● **Exercise**
From the entries below, copy every line where the string "until" appears.

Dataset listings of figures
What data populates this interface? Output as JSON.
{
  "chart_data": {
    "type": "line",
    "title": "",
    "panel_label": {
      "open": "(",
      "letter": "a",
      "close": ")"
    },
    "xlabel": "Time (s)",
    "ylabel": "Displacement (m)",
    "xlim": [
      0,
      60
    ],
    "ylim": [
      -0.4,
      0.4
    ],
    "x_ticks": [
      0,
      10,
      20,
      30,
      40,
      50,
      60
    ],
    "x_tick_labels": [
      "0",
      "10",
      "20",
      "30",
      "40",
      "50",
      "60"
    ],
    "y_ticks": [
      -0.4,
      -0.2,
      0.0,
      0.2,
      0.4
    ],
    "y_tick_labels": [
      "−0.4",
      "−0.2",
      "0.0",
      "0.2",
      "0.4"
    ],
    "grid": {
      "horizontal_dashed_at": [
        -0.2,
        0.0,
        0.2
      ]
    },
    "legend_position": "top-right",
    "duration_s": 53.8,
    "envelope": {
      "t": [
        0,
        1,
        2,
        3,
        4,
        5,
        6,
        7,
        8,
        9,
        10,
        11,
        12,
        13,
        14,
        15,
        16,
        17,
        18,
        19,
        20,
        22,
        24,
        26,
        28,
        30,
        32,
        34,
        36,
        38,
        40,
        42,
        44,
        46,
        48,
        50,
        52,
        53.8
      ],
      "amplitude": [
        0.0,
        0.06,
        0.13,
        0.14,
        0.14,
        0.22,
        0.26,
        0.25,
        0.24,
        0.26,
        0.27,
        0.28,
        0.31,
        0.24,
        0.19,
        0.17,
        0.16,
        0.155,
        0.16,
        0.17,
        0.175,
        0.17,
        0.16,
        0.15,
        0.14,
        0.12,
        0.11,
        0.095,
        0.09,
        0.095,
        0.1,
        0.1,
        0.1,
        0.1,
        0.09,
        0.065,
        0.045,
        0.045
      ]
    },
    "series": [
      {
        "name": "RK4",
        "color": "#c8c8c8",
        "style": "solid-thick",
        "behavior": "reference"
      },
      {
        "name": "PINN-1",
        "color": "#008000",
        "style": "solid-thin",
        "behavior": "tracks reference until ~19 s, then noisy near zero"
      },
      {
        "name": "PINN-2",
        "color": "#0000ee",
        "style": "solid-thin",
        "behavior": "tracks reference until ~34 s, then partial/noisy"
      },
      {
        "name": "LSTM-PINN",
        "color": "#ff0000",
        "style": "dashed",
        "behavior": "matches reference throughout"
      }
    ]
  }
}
--
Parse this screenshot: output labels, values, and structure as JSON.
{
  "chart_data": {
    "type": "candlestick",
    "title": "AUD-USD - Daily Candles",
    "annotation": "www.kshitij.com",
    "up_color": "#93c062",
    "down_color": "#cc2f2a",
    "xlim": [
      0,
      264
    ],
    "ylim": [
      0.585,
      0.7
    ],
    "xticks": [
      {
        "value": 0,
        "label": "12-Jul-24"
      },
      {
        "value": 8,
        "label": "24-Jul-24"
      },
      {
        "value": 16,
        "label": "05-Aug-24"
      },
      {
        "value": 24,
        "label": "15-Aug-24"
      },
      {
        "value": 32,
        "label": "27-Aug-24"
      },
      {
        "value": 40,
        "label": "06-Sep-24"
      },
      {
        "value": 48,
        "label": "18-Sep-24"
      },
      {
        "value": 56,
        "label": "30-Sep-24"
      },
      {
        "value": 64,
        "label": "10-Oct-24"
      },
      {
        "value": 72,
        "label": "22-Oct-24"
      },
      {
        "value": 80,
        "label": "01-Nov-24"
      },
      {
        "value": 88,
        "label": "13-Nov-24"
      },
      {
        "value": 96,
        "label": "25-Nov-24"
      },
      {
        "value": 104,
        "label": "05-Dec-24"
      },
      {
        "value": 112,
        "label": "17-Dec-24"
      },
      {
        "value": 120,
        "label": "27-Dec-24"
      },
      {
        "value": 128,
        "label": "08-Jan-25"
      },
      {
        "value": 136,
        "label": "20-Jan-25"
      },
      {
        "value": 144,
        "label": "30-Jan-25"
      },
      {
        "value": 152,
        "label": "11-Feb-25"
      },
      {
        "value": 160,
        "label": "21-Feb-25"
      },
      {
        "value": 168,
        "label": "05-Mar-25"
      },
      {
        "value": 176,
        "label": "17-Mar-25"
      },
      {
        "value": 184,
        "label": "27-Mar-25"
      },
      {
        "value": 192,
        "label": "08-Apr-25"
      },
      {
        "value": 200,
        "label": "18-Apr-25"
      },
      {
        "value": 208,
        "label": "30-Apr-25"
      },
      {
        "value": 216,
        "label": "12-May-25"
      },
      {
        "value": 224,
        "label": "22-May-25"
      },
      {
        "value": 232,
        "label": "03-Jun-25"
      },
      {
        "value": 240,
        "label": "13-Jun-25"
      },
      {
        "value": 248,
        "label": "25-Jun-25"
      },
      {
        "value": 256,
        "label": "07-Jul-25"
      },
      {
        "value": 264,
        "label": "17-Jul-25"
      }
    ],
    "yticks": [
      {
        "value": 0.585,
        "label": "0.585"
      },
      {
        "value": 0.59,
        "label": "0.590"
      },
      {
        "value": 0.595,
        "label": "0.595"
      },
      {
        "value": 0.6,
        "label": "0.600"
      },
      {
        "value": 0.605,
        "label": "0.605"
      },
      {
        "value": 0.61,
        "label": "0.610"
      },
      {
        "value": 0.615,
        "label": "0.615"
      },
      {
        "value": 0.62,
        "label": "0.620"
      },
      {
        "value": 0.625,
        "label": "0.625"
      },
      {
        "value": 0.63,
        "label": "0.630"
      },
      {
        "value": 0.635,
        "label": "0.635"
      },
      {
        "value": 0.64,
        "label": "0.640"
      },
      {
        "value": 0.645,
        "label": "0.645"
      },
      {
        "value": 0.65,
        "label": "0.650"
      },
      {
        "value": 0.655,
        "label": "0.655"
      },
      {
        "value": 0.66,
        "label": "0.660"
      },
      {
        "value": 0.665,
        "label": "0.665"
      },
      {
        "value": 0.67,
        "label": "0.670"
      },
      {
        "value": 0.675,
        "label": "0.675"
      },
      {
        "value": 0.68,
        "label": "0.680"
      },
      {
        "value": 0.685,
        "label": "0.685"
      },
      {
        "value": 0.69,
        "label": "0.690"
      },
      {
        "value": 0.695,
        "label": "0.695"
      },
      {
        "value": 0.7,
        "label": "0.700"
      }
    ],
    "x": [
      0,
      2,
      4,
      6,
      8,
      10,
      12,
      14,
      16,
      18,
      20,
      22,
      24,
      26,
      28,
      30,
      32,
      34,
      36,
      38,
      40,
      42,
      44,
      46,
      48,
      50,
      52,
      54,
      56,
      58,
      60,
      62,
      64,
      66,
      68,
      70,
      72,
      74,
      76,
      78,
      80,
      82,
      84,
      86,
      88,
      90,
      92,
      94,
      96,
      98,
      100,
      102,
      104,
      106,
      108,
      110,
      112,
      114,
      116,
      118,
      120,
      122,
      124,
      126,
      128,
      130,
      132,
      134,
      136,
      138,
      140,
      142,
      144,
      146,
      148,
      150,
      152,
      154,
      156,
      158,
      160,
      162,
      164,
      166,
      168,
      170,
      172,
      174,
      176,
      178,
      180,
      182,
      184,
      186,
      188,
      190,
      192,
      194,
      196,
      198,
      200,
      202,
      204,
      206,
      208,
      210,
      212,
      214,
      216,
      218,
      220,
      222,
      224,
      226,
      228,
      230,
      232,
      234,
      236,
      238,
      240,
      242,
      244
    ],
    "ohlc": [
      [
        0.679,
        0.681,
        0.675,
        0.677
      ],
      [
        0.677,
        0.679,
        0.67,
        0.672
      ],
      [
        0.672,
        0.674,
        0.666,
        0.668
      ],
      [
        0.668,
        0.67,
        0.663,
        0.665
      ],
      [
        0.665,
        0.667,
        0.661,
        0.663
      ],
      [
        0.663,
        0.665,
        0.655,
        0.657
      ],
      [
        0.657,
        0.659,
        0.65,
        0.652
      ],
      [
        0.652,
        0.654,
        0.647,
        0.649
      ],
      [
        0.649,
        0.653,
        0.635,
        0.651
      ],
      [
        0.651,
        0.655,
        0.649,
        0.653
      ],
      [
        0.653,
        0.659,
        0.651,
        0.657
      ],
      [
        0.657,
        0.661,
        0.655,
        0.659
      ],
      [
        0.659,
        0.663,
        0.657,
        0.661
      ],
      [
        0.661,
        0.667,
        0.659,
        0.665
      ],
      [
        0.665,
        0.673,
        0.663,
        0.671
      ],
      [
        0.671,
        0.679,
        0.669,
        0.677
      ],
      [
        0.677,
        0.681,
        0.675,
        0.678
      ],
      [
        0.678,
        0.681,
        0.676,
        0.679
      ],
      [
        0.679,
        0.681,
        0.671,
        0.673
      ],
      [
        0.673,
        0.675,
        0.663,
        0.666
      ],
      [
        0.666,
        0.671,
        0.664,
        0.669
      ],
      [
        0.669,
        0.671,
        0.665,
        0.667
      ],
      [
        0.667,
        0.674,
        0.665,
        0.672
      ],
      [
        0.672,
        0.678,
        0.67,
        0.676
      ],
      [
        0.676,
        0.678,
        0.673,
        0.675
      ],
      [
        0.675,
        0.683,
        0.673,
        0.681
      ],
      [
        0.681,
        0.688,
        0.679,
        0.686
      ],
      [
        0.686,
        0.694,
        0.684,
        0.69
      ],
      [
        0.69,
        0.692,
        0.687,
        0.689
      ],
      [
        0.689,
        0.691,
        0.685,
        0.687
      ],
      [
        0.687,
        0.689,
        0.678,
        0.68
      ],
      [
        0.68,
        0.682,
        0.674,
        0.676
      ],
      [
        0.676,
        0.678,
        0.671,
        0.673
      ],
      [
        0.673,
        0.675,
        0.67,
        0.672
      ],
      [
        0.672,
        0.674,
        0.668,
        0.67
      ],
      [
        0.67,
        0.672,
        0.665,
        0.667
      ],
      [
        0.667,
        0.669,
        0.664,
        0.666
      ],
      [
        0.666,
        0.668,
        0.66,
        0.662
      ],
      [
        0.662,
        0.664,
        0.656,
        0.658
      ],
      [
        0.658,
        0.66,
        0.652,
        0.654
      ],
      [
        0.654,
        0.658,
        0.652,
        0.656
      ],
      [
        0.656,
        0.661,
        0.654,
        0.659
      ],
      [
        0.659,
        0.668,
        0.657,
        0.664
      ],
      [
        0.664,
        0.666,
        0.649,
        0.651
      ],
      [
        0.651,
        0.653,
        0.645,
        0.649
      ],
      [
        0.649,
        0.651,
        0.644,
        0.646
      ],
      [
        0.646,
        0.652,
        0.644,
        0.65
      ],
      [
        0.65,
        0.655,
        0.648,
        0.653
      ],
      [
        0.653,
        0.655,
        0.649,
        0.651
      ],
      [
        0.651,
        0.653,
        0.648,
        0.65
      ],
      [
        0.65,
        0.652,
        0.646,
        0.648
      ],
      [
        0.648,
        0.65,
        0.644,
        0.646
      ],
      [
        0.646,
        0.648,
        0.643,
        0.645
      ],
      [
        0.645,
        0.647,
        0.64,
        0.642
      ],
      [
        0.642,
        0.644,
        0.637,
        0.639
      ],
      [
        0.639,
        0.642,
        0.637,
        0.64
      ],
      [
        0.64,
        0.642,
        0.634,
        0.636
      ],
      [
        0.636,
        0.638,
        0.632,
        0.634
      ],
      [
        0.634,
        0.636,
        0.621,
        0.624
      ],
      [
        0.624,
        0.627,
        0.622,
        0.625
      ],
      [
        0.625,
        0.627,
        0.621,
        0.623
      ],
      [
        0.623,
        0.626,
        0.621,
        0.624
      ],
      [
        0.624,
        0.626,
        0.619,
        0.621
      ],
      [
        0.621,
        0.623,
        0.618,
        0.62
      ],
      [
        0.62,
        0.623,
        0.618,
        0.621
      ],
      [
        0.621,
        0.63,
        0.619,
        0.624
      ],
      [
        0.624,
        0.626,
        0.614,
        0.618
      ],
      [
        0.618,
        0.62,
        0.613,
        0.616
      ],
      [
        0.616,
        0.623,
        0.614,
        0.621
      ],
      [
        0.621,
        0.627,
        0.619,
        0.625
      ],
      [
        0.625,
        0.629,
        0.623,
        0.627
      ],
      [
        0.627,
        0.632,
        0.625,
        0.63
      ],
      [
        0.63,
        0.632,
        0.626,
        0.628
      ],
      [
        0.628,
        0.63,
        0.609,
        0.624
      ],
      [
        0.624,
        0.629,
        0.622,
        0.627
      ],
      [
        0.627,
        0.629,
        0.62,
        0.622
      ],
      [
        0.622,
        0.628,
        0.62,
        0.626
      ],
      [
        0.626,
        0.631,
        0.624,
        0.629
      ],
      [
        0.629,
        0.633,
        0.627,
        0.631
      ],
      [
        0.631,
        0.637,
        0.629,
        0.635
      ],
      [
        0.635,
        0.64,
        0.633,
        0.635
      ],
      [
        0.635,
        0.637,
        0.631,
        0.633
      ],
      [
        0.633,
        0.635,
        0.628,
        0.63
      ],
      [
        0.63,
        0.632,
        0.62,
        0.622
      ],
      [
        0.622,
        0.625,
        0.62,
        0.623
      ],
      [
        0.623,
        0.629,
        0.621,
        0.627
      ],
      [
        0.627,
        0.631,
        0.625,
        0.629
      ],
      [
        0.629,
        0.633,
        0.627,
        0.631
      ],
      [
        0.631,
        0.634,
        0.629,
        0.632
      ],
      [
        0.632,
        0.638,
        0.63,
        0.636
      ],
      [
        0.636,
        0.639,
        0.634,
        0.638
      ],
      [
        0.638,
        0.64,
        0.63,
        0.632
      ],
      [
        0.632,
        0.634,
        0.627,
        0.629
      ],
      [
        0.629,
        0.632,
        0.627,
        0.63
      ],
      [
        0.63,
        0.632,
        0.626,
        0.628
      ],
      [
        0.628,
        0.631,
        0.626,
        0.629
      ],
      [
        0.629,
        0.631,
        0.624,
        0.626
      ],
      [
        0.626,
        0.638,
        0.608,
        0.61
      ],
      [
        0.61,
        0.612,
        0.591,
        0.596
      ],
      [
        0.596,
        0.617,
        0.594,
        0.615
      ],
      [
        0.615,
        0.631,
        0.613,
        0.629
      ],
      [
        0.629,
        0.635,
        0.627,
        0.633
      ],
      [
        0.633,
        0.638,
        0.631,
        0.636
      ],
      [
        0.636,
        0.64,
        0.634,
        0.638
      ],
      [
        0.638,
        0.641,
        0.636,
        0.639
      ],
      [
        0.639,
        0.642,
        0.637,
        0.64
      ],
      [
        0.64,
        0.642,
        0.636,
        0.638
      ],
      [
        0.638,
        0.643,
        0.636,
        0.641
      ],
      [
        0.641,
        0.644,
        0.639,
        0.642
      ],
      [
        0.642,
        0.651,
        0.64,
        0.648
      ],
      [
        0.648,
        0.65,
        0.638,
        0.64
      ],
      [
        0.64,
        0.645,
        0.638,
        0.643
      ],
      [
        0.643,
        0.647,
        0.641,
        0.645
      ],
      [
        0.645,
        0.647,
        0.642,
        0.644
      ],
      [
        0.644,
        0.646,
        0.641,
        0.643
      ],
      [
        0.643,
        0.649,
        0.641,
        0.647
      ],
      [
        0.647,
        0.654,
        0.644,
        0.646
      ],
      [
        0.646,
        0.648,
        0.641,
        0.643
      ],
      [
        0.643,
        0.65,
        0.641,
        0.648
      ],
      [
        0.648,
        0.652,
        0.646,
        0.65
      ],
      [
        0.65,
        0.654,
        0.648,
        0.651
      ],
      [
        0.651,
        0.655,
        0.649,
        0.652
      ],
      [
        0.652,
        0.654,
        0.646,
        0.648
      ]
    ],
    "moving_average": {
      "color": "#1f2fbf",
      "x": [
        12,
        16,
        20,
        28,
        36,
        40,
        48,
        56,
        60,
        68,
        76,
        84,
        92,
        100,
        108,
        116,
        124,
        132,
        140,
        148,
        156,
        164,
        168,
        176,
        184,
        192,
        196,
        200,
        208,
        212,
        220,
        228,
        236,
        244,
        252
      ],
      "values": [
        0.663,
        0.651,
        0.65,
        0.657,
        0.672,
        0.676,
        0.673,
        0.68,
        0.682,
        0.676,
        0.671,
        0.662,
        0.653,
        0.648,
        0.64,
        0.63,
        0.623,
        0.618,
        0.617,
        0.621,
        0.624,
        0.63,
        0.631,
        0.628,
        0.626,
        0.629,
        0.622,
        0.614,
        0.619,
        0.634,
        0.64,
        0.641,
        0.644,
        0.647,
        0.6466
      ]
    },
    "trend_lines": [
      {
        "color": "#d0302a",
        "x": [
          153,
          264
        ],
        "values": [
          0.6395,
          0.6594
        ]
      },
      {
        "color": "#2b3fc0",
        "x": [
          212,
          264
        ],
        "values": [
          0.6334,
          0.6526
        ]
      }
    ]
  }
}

● **The solution**
        "behavior": "tracks reference until ~19 s, then noisy near zero"
        "behavior": "tracks reference until ~34 s, then partial/noisy"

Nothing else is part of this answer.